Given records:
━━━━━━━━

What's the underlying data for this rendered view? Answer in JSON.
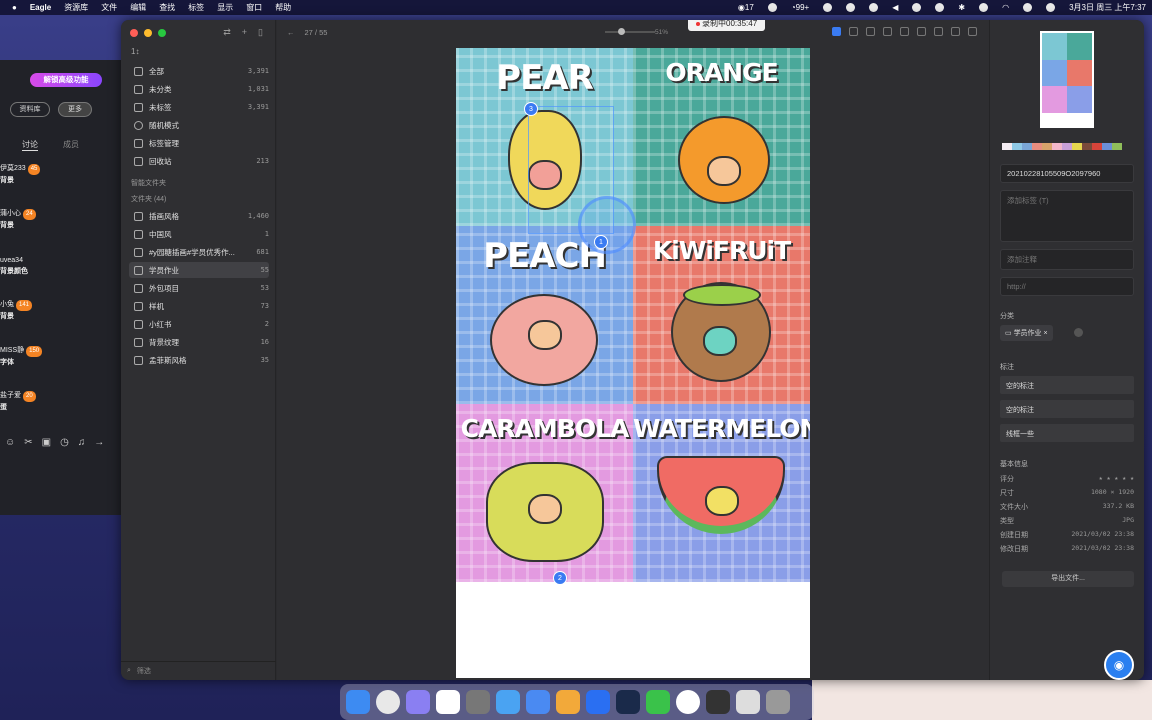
{
  "menubar": {
    "items": [
      "Eagle",
      "资源库",
      "文件",
      "编辑",
      "查找",
      "标签",
      "显示",
      "窗口",
      "帮助"
    ],
    "status": {
      "c17": "17",
      "wechat": "99+",
      "datetime": "3月3日 周三 上午7:37"
    }
  },
  "bg_window": {
    "promo": "解锁高级功能",
    "pill_library": "资料库",
    "pill_more": "更多",
    "tab_discussion": "讨论",
    "tab_members": "成员",
    "chats": [
      {
        "user": "伊莫233",
        "badge": "45",
        "msg": "背景"
      },
      {
        "user": "蒲小心",
        "badge": "24",
        "msg": "背景"
      },
      {
        "user": "uvea34",
        "badge": "",
        "msg": "背景颜色"
      },
      {
        "user": "小兔",
        "badge": "141",
        "msg": "背景"
      },
      {
        "user": "MISS静",
        "badge": "150",
        "msg": "字体"
      },
      {
        "user": "盐子爱",
        "badge": "20",
        "msg": "蛋"
      }
    ]
  },
  "sidebar": {
    "sort": "1↕",
    "nav": [
      {
        "label": "全部",
        "count": "3,391"
      },
      {
        "label": "未分类",
        "count": "1,031"
      },
      {
        "label": "未标签",
        "count": "3,391"
      },
      {
        "label": "随机模式",
        "count": ""
      },
      {
        "label": "标签管理",
        "count": ""
      },
      {
        "label": "回收站",
        "count": "213"
      }
    ],
    "smart_header": "智能文件夹",
    "folders_header": "文件夹 (44)",
    "folders": [
      {
        "label": "插画风格",
        "count": "1,460"
      },
      {
        "label": "中国风",
        "count": "1"
      },
      {
        "label": "#y园糖插画#学员优秀作...",
        "count": "681"
      },
      {
        "label": "学员作业",
        "count": "55"
      },
      {
        "label": "外包项目",
        "count": "53"
      },
      {
        "label": "样机",
        "count": "73"
      },
      {
        "label": "小红书",
        "count": "2"
      },
      {
        "label": "背景纹理",
        "count": "16"
      },
      {
        "label": "孟菲斯风格",
        "count": "35"
      }
    ],
    "filter_placeholder": "筛选"
  },
  "viewer": {
    "page_counter": "27 / 55",
    "recording": "录制中00:35:47",
    "zoom": "51%",
    "zoom_fraction": 0.3,
    "fruits": [
      "PEAR",
      "ORANGE",
      "PEACH",
      "KiWiFRUiT",
      "CARAMBOLA",
      "WATERMELON"
    ],
    "marker1": "1",
    "marker2": "2",
    "marker3": "3"
  },
  "inspector": {
    "filename": "20210228105509O2097960",
    "tag_placeholder": "添加标签 (T)",
    "note_placeholder": "添加注释",
    "url_placeholder": "http://",
    "category_label": "分类",
    "category_chip": "学员作业",
    "annotation_label": "标注",
    "annotations": [
      "空的标注",
      "空的标注",
      "线框一些"
    ],
    "info_label": "基本信息",
    "info": [
      {
        "k": "评分",
        "v": "★ ★ ★ ★ ★"
      },
      {
        "k": "尺寸",
        "v": "1080 × 1920"
      },
      {
        "k": "文件大小",
        "v": "337.2 KB"
      },
      {
        "k": "类型",
        "v": "JPG"
      },
      {
        "k": "创建日期",
        "v": "2021/03/02 23:38"
      },
      {
        "k": "修改日期",
        "v": "2021/03/02 23:38"
      }
    ],
    "export": "导出文件...",
    "swatches": [
      "#f4ecf2",
      "#8fc9e6",
      "#7aa6d6",
      "#e88d7f",
      "#d7a36a",
      "#f2b6c9",
      "#c8a0d8",
      "#e6d64e",
      "#7b4a3a",
      "#d8443a",
      "#6b8fd8",
      "#8fbe5a"
    ]
  },
  "colors": {
    "accent": "#3a7bf2",
    "pear_bg": "#7cc7d3",
    "orange_bg": "#4aa89a",
    "peach_bg": "#7aa6e6",
    "kiwi_bg": "#e8786a",
    "carambola_bg": "#e39ae0",
    "watermelon_bg": "#8a9ee8"
  }
}
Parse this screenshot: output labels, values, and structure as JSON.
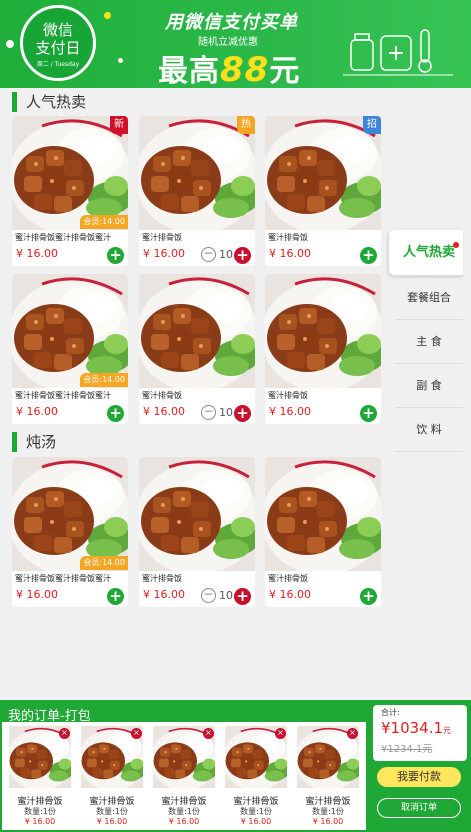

━━━━━━━━

Your task is to repeat the data above exactly while excluding the pictures.

What's the underlying data for this rendered view? Answer in JSON.
{
  "menubar": {
    "items": [
      "Eagle",
      "资源库",
      "文件",
      "编辑",
      "查找",
      "标签",
      "显示",
      "窗口",
      "帮助"
    ],
    "status": {
      "c17": "17",
      "wechat": "99+",
      "datetime": "3月3日 周三 上午7:37"
    }
  },
  "bg_window": {
    "promo": "解锁高级功能",
    "pill_library": "资料库",
    "pill_more": "更多",
    "tab_discussion": "讨论",
    "tab_members": "成员",
    "chats": [
      {
        "user": "伊莫233",
        "badge": "45",
        "msg": "背景"
      },
      {
        "user": "蒲小心",
        "badge": "24",
        "msg": "背景"
      },
      {
        "user": "uvea34",
        "badge": "",
        "msg": "背景颜色"
      },
      {
        "user": "小兔",
        "badge": "141",
        "msg": "背景"
      },
      {
        "user": "MISS静",
        "badge": "150",
        "msg": "字体"
      },
      {
        "user": "盐子爱",
        "badge": "20",
        "msg": "蛋"
      }
    ]
  },
  "sidebar": {
    "sort": "1↕",
    "nav": [
      {
        "label": "全部",
        "count": "3,391"
      },
      {
        "label": "未分类",
        "count": "1,031"
      },
      {
        "label": "未标签",
        "count": "3,391"
      },
      {
        "label": "随机模式",
        "count": ""
      },
      {
        "label": "标签管理",
        "count": ""
      },
      {
        "label": "回收站",
        "count": "213"
      }
    ],
    "smart_header": "智能文件夹",
    "folders_header": "文件夹 (44)",
    "folders": [
      {
        "label": "插画风格",
        "count": "1,460"
      },
      {
        "label": "中国风",
        "count": "1"
      },
      {
        "label": "#y园糖插画#学员优秀作...",
        "count": "681"
      },
      {
        "label": "学员作业",
        "count": "55"
      },
      {
        "label": "外包项目",
        "count": "53"
      },
      {
        "label": "样机",
        "count": "73"
      },
      {
        "label": "小红书",
        "count": "2"
      },
      {
        "label": "背景纹理",
        "count": "16"
      },
      {
        "label": "孟菲斯风格",
        "count": "35"
      }
    ],
    "filter_placeholder": "筛选"
  },
  "viewer": {
    "page_counter": "27 / 55",
    "recording": "录制中00:35:47",
    "zoom": "51%",
    "zoom_fraction": 0.3,
    "fruits": [
      "PEAR",
      "ORANGE",
      "PEACH",
      "KiWiFRUiT",
      "CARAMBOLA",
      "WATERMELON"
    ],
    "marker1": "1",
    "marker2": "2",
    "marker3": "3"
  },
  "inspector": {
    "filename": "20210228105509O2097960",
    "tag_placeholder": "添加标签 (T)",
    "note_placeholder": "添加注释",
    "url_placeholder": "http://",
    "category_label": "分类",
    "category_chip": "学员作业",
    "annotation_label": "标注",
    "annotations": [
      "空的标注",
      "空的标注",
      "线框一些"
    ],
    "info_label": "基本信息",
    "info": [
      {
        "k": "评分",
        "v": "★ ★ ★ ★ ★"
      },
      {
        "k": "尺寸",
        "v": "1080 × 1920"
      },
      {
        "k": "文件大小",
        "v": "337.2 KB"
      },
      {
        "k": "类型",
        "v": "JPG"
      },
      {
        "k": "创建日期",
        "v": "2021/03/02 23:38"
      },
      {
        "k": "修改日期",
        "v": "2021/03/02 23:38"
      }
    ],
    "export": "导出文件...",
    "swatches": [
      "#f4ecf2",
      "#8fc9e6",
      "#7aa6d6",
      "#e88d7f",
      "#d7a36a",
      "#f2b6c9",
      "#c8a0d8",
      "#e6d64e",
      "#7b4a3a",
      "#d8443a",
      "#6b8fd8",
      "#8fbe5a"
    ]
  },
  "colors": {
    "accent": "#3a7bf2",
    "pear_bg": "#7cc7d3",
    "orange_bg": "#4aa89a",
    "peach_bg": "#7aa6e6",
    "kiwi_bg": "#e8786a",
    "carambola_bg": "#e39ae0",
    "watermelon_bg": "#8a9ee8"
  }
}
Parse this screenshot: output labels, values, and structure as JSON.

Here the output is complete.